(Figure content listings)
---*---
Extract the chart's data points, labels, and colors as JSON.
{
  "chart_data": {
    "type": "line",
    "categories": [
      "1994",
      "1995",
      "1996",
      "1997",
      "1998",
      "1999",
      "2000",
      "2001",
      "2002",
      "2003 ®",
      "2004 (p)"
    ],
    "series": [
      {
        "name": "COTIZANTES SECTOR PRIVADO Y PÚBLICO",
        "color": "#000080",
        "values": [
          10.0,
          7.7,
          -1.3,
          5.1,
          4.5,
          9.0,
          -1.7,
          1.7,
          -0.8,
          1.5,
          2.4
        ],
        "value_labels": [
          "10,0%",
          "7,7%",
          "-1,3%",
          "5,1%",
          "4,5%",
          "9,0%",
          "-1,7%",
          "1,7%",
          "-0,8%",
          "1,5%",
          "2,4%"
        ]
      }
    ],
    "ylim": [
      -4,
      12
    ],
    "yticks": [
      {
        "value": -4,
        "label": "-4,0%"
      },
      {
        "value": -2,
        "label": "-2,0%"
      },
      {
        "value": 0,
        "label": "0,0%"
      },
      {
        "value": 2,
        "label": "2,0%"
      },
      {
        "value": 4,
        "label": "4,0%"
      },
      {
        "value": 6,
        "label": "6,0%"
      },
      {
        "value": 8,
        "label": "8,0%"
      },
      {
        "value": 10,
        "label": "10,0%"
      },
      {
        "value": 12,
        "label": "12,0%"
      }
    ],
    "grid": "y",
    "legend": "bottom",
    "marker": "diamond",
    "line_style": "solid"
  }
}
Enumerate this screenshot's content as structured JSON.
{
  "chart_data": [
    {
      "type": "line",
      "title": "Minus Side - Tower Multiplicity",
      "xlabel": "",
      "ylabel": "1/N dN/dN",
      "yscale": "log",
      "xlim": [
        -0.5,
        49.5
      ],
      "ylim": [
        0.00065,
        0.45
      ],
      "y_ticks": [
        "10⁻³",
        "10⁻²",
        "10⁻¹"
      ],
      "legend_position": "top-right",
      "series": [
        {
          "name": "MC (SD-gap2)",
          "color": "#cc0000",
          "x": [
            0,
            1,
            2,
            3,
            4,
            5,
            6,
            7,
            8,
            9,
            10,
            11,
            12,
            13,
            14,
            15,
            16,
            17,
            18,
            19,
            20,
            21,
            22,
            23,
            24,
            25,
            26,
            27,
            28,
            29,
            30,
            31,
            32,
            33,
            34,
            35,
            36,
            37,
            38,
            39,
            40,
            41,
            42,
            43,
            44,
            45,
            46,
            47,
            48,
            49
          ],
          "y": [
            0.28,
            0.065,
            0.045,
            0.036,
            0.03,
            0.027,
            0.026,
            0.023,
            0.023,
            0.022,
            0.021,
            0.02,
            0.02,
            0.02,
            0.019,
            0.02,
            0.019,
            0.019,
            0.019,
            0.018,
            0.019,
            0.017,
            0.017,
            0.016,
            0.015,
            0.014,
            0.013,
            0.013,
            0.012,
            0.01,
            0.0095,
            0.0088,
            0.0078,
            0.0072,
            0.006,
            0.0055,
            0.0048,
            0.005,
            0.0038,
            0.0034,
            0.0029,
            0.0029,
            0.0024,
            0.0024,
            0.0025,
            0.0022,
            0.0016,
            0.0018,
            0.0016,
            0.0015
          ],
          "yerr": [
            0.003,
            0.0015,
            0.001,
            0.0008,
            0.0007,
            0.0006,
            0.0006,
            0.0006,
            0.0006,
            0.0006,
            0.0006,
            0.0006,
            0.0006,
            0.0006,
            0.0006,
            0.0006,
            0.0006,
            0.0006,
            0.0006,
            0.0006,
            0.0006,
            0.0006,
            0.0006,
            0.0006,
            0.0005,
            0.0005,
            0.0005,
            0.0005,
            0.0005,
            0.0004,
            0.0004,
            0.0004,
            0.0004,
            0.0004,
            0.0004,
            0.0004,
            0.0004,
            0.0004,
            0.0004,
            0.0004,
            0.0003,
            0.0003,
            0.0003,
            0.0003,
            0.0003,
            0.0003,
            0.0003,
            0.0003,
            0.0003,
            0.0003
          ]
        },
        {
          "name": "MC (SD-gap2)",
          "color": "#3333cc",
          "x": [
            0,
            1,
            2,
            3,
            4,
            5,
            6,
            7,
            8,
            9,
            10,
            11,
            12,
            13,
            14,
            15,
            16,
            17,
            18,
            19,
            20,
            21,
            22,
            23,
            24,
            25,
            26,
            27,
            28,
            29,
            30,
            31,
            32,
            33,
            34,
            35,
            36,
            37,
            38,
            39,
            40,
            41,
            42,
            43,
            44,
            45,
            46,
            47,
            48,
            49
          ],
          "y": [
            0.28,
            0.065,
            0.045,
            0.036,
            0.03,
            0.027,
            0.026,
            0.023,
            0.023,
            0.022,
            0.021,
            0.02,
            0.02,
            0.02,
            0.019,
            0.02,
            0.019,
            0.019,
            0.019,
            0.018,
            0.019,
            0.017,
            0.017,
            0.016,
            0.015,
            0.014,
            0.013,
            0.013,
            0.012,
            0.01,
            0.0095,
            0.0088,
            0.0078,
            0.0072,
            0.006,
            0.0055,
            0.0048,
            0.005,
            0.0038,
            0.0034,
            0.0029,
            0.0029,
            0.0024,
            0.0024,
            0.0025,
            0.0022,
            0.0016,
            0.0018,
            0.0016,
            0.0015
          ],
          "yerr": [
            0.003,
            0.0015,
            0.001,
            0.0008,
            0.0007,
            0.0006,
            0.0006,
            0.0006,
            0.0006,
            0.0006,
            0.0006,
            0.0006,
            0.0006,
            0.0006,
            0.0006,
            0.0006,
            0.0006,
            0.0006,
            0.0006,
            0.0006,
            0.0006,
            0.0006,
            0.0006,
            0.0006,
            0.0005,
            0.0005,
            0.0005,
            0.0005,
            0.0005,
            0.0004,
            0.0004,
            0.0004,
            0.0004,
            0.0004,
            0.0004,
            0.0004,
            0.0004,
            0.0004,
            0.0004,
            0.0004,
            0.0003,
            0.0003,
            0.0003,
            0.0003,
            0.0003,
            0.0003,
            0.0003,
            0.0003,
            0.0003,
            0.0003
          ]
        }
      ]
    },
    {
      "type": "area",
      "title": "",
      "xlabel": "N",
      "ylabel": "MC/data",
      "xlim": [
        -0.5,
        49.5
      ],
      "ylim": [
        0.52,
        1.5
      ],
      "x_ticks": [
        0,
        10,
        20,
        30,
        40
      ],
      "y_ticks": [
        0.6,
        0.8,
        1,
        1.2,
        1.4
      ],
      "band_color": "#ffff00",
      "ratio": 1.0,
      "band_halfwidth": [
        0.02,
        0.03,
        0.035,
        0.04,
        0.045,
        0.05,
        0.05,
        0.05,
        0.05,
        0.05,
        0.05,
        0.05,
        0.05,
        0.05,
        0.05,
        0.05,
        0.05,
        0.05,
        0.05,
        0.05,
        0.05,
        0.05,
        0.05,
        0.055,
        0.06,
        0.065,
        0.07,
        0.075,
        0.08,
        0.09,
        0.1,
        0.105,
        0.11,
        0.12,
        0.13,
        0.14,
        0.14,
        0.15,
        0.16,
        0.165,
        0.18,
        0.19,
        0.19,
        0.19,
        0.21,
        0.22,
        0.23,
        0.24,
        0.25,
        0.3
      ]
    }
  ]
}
---*---
» Work to be completed: Every record should be given again exactly.

» Result:
Extract the chart's data points, labels, and colors as JSON.
{
  "chart_data": {
    "type": "line",
    "categories": [
      "1994",
      "1995",
      "1996",
      "1997",
      "1998",
      "1999",
      "2000",
      "2001",
      "2002",
      "2003 ®",
      "2004 (p)"
    ],
    "series": [
      {
        "name": "COTIZANTES SECTOR PRIVADO Y PÚBLICO",
        "color": "#000080",
        "values": [
          10.0,
          7.7,
          -1.3,
          5.1,
          4.5,
          9.0,
          -1.7,
          1.7,
          -0.8,
          1.5,
          2.4
        ],
        "value_labels": [
          "10,0%",
          "7,7%",
          "-1,3%",
          "5,1%",
          "4,5%",
          "9,0%",
          "-1,7%",
          "1,7%",
          "-0,8%",
          "1,5%",
          "2,4%"
        ]
      }
    ],
    "ylim": [
      -4,
      12
    ],
    "yticks": [
      {
        "value": -4,
        "label": "-4,0%"
      },
      {
        "value": -2,
        "label": "-2,0%"
      },
      {
        "value": 0,
        "label": "0,0%"
      },
      {
        "value": 2,
        "label": "2,0%"
      },
      {
        "value": 4,
        "label": "4,0%"
      },
      {
        "value": 6,
        "label": "6,0%"
      },
      {
        "value": 8,
        "label": "8,0%"
      },
      {
        "value": 10,
        "label": "10,0%"
      },
      {
        "value": 12,
        "label": "12,0%"
      }
    ],
    "grid": "y",
    "legend": "bottom",
    "marker": "diamond",
    "line_style": "solid"
  }
}
Enumerate this screenshot's content as structured JSON.
{
  "chart_data": [
    {
      "type": "line",
      "title": "Minus Side - Tower Multiplicity",
      "xlabel": "",
      "ylabel": "1/N dN/dN",
      "yscale": "log",
      "xlim": [
        -0.5,
        49.5
      ],
      "ylim": [
        0.00065,
        0.45
      ],
      "y_ticks": [
        "10⁻³",
        "10⁻²",
        "10⁻¹"
      ],
      "legend_position": "top-right",
      "series": [
        {
          "name": "MC (SD-gap2)",
          "color": "#cc0000",
          "x": [
            0,
            1,
            2,
            3,
            4,
            5,
            6,
            7,
            8,
            9,
            10,
            11,
            12,
            13,
            14,
            15,
            16,
            17,
            18,
            19,
            20,
            21,
            22,
            23,
            24,
            25,
            26,
            27,
            28,
            29,
            30,
            31,
            32,
            33,
            34,
            35,
            36,
            37,
            38,
            39,
            40,
            41,
            42,
            43,
            44,
            45,
            46,
            47,
            48,
            49
          ],
          "y": [
            0.28,
            0.065,
            0.045,
            0.036,
            0.03,
            0.027,
            0.026,
            0.023,
            0.023,
            0.022,
            0.021,
            0.02,
            0.02,
            0.02,
            0.019,
            0.02,
            0.019,
            0.019,
            0.019,
            0.018,
            0.019,
            0.017,
            0.017,
            0.016,
            0.015,
            0.014,
            0.013,
            0.013,
            0.012,
            0.01,
            0.0095,
            0.0088,
            0.0078,
            0.0072,
            0.006,
            0.0055,
            0.0048,
            0.005,
            0.0038,
            0.0034,
            0.0029,
            0.0029,
            0.0024,
            0.0024,
            0.0025,
            0.0022,
            0.0016,
            0.0018,
            0.0016,
            0.0015
          ],
          "yerr": [
            0.003,
            0.0015,
            0.001,
            0.0008,
            0.0007,
            0.0006,
            0.0006,
            0.0006,
            0.0006,
            0.0006,
            0.0006,
            0.0006,
            0.0006,
            0.0006,
            0.0006,
            0.0006,
            0.0006,
            0.0006,
            0.0006,
            0.0006,
            0.0006,
            0.0006,
            0.0006,
            0.0006,
            0.0005,
            0.0005,
            0.0005,
            0.0005,
            0.0005,
            0.0004,
            0.0004,
            0.0004,
            0.0004,
            0.0004,
            0.0004,
            0.0004,
            0.0004,
            0.0004,
            0.0004,
            0.0004,
            0.0003,
            0.0003,
            0.0003,
            0.0003,
            0.0003,
            0.0003,
            0.0003,
            0.0003,
            0.0003,
            0.0003
          ]
        },
        {
          "name": "MC (SD-gap2)",
          "color": "#3333cc",
          "x": [
            0,
            1,
            2,
            3,
            4,
            5,
            6,
            7,
            8,
            9,
            10,
            11,
            12,
            13,
            14,
            15,
            16,
            17,
            18,
            19,
            20,
            21,
            22,
            23,
            24,
            25,
            26,
            27,
            28,
            29,
            30,
            31,
            32,
            33,
            34,
            35,
            36,
            37,
            38,
            39,
            40,
            41,
            42,
            43,
            44,
            45,
            46,
            47,
            48,
            49
          ],
          "y": [
            0.28,
            0.065,
            0.045,
            0.036,
            0.03,
            0.027,
            0.026,
            0.023,
            0.023,
            0.022,
            0.021,
            0.02,
            0.02,
            0.02,
            0.019,
            0.02,
            0.019,
            0.019,
            0.019,
            0.018,
            0.019,
            0.017,
            0.017,
            0.016,
            0.015,
            0.014,
            0.013,
            0.013,
            0.012,
            0.01,
            0.0095,
            0.0088,
            0.0078,
            0.0072,
            0.006,
            0.0055,
            0.0048,
            0.005,
            0.0038,
            0.0034,
            0.0029,
            0.0029,
            0.0024,
            0.0024,
            0.0025,
            0.0022,
            0.0016,
            0.0018,
            0.0016,
            0.0015
          ],
          "yerr": [
            0.003,
            0.0015,
            0.001,
            0.0008,
            0.0007,
            0.0006,
            0.0006,
            0.0006,
            0.0006,
            0.0006,
            0.0006,
            0.0006,
            0.0006,
            0.0006,
            0.0006,
            0.0006,
            0.0006,
            0.0006,
            0.0006,
            0.0006,
            0.0006,
            0.0006,
            0.0006,
            0.0006,
            0.0005,
            0.0005,
            0.0005,
            0.0005,
            0.0005,
            0.0004,
            0.0004,
            0.0004,
            0.0004,
            0.0004,
            0.0004,
            0.0004,
            0.0004,
            0.0004,
            0.0004,
            0.0004,
            0.0003,
            0.0003,
            0.0003,
            0.0003,
            0.0003,
            0.0003,
            0.0003,
            0.0003,
            0.0003,
            0.0003
          ]
        }
      ]
    },
    {
      "type": "area",
      "title": "",
      "xlabel": "N",
      "ylabel": "MC/data",
      "xlim": [
        -0.5,
        49.5
      ],
      "ylim": [
        0.52,
        1.5
      ],
      "x_ticks": [
        0,
        10,
        20,
        30,
        40
      ],
      "y_ticks": [
        0.6,
        0.8,
        1,
        1.2,
        1.4
      ],
      "band_color": "#ffff00",
      "ratio": 1.0,
      "band_halfwidth": [
        0.02,
        0.03,
        0.035,
        0.04,
        0.045,
        0.05,
        0.05,
        0.05,
        0.05,
        0.05,
        0.05,
        0.05,
        0.05,
        0.05,
        0.05,
        0.05,
        0.05,
        0.05,
        0.05,
        0.05,
        0.05,
        0.05,
        0.05,
        0.055,
        0.06,
        0.065,
        0.07,
        0.075,
        0.08,
        0.09,
        0.1,
        0.105,
        0.11,
        0.12,
        0.13,
        0.14,
        0.14,
        0.15,
        0.16,
        0.165,
        0.18,
        0.19,
        0.19,
        0.19,
        0.21,
        0.22,
        0.23,
        0.24,
        0.25,
        0.3
      ]
    }
  ]
}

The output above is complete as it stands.